Problem description — Using the data beneath, show every line that includes the word "GESTION".

Available data —
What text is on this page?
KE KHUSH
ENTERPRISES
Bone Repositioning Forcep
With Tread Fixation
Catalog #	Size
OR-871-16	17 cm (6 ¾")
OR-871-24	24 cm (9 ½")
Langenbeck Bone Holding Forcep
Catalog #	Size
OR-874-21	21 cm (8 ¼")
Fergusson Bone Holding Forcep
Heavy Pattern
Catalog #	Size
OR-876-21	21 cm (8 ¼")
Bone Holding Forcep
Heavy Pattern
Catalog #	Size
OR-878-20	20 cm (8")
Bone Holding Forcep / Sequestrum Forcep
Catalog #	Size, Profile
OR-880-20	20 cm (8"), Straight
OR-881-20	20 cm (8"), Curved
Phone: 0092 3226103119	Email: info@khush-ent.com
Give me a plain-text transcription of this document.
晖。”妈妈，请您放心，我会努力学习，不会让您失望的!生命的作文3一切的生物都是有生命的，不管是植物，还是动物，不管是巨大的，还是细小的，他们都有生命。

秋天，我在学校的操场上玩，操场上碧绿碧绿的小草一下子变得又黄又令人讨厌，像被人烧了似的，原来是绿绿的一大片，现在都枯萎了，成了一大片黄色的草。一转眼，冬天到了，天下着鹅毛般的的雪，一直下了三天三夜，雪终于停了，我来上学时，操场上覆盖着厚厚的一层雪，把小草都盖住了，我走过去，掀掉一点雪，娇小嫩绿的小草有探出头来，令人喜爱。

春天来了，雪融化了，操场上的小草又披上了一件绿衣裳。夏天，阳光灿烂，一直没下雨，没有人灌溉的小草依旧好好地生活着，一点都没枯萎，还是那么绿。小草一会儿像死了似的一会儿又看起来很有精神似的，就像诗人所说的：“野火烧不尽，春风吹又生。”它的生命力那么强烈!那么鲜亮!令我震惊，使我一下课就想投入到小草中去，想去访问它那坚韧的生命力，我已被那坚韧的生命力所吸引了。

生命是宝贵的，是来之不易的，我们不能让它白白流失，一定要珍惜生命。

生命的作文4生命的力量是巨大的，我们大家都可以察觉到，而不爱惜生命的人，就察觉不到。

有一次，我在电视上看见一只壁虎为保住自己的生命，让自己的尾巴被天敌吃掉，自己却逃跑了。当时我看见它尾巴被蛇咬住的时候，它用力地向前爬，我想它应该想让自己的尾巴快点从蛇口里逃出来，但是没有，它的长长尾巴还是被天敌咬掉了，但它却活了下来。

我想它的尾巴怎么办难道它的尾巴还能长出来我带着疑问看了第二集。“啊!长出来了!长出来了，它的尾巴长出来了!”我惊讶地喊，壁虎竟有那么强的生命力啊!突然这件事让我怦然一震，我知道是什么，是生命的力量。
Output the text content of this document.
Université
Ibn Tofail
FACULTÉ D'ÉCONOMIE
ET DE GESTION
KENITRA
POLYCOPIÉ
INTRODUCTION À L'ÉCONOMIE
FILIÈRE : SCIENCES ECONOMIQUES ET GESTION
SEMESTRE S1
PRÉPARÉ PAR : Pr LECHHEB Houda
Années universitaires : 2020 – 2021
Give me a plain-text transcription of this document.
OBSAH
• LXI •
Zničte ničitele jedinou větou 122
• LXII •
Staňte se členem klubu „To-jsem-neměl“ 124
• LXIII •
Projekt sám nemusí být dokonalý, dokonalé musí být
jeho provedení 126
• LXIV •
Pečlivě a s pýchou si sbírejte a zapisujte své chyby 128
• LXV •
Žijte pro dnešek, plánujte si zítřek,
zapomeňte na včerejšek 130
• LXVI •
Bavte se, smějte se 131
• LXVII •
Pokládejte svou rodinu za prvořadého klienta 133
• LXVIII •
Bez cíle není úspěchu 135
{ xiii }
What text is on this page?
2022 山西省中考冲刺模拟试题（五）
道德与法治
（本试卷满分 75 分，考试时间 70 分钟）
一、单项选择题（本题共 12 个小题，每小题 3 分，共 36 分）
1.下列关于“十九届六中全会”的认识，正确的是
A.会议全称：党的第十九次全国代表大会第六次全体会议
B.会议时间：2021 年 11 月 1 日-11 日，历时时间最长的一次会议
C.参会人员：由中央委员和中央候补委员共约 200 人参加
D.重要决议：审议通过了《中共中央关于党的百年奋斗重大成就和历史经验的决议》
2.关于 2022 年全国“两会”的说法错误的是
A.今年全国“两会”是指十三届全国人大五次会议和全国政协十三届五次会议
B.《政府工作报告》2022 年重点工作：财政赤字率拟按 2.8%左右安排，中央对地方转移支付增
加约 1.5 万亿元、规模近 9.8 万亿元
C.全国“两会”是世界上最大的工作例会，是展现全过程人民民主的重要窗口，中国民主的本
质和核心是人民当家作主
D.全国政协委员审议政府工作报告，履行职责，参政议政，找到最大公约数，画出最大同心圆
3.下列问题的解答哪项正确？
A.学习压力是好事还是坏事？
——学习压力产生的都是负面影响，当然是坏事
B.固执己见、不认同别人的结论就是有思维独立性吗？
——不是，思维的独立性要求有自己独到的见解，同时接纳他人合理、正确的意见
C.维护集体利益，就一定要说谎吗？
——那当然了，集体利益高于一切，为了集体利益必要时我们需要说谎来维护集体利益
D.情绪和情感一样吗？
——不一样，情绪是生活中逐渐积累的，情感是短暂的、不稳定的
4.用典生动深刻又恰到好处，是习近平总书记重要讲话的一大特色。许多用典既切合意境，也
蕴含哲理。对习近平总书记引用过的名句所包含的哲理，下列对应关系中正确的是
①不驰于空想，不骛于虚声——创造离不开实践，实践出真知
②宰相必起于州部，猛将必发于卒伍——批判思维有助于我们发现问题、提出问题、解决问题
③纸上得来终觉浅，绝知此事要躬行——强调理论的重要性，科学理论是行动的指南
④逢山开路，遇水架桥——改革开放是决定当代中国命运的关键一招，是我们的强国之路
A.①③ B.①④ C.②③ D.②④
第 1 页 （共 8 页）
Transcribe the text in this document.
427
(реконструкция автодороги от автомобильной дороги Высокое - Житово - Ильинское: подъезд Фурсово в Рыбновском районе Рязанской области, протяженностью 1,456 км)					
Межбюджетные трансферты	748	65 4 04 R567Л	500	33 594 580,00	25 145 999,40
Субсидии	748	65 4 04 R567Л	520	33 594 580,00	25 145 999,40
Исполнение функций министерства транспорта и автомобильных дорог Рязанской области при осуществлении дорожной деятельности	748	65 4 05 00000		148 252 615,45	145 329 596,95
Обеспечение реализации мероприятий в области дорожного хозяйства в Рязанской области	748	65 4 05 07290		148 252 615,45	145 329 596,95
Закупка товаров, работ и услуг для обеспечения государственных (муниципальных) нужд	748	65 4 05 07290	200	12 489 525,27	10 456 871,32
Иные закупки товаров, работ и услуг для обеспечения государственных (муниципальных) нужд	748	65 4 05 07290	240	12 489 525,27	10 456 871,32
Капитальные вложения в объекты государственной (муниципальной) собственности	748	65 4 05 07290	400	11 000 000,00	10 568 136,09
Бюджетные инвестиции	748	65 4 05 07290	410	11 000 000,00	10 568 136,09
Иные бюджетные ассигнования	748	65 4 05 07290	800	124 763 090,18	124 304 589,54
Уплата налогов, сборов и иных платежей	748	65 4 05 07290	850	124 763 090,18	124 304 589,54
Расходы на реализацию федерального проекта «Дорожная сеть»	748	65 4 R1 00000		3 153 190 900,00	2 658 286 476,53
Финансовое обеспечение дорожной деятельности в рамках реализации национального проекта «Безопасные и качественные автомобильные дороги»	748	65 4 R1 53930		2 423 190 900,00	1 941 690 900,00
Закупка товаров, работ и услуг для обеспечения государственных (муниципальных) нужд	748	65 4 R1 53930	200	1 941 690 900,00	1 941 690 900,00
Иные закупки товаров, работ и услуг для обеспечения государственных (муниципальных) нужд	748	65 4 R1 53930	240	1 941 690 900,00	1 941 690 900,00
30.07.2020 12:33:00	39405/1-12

Output —
ET DE GESTION
FILIÈRE : SCIENCES ECONOMIQUES ET GESTION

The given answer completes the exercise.